=== EXTRACTED DATA ===
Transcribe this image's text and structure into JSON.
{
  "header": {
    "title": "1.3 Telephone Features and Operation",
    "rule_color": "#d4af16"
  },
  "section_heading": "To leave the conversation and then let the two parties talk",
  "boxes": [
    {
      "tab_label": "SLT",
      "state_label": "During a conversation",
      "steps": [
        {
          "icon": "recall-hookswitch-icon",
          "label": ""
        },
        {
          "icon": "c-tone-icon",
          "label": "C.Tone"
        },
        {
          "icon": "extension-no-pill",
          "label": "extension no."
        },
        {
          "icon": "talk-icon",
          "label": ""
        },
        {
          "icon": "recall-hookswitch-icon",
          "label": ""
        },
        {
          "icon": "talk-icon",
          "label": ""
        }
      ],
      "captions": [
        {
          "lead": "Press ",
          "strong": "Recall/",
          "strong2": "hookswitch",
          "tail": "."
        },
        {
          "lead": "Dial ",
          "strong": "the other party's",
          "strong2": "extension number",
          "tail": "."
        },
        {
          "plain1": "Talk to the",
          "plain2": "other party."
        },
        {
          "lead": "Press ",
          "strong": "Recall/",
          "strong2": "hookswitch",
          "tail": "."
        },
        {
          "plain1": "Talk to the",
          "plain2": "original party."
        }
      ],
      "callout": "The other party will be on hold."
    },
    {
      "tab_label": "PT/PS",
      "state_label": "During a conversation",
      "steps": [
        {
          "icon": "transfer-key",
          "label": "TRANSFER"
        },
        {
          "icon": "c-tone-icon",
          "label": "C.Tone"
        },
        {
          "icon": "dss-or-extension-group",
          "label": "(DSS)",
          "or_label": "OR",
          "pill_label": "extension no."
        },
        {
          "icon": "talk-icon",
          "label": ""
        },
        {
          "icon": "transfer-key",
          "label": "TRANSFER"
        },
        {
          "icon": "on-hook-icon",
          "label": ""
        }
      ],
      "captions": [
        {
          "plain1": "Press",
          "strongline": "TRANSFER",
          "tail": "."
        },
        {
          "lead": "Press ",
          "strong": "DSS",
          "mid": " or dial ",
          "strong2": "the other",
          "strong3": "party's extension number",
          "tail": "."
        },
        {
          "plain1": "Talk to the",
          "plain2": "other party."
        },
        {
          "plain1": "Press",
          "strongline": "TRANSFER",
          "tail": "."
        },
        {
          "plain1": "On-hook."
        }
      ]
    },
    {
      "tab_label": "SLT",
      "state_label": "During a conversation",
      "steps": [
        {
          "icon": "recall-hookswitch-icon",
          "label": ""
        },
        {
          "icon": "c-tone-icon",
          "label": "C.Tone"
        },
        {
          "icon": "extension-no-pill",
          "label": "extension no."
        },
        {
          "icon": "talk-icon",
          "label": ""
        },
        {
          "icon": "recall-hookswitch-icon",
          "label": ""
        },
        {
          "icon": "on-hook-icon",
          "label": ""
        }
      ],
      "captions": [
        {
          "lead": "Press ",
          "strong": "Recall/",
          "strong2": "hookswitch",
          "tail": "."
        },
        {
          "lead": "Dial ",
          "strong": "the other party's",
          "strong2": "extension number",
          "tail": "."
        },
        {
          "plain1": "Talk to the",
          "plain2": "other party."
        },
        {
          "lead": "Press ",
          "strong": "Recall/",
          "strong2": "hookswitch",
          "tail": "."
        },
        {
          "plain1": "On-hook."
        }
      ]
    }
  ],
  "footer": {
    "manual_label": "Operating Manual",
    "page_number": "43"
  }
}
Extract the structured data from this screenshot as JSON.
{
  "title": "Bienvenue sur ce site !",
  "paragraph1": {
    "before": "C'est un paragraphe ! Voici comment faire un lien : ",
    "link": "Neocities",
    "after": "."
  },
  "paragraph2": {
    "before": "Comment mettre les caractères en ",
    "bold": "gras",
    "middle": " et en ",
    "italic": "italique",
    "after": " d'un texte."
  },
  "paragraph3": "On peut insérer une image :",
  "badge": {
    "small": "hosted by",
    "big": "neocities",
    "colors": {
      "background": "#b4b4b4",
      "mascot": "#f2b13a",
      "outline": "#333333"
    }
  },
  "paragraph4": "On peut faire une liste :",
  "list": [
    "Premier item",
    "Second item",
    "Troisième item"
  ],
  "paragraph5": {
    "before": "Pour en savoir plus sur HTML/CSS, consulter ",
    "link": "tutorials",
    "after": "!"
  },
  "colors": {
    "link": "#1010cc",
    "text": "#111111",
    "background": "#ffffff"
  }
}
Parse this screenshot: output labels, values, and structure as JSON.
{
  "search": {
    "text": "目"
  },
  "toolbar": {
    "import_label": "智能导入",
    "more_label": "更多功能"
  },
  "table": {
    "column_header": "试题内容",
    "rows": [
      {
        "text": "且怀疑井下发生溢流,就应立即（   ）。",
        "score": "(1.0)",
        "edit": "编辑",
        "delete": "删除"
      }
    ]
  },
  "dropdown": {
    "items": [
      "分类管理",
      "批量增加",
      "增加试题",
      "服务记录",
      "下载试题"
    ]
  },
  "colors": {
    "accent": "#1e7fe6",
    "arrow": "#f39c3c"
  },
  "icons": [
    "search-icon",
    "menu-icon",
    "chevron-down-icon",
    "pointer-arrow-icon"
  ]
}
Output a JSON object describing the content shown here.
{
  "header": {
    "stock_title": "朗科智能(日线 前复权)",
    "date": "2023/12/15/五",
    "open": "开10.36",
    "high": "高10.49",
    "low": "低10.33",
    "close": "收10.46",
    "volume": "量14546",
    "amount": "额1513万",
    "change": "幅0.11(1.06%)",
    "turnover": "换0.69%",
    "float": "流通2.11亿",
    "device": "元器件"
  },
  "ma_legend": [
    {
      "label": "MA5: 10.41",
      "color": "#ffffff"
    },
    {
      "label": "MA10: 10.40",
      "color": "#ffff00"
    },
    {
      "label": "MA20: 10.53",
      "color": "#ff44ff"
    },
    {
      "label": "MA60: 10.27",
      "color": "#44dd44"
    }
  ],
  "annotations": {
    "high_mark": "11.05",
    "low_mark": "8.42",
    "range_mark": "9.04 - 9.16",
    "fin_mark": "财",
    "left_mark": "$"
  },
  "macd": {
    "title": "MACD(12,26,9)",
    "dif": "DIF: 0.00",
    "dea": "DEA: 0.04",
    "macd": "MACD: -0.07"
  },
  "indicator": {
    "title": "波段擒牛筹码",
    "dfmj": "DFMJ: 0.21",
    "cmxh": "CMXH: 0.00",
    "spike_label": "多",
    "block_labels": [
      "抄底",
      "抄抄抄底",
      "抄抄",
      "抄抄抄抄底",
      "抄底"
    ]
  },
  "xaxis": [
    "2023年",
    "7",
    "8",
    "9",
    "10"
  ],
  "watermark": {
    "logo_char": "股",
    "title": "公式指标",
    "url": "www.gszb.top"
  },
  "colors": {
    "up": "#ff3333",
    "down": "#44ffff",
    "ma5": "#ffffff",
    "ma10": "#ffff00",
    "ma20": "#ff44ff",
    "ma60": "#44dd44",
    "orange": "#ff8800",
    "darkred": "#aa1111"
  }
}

=== STATED EXERCISE ===
Keep only those lines of the records that hold "faire", and return them.

=== EXERCISE RESULT ===
    "before": "C'est un paragraphe ! Voici comment faire un lien : ",
  "paragraph4": "On peut faire une liste :",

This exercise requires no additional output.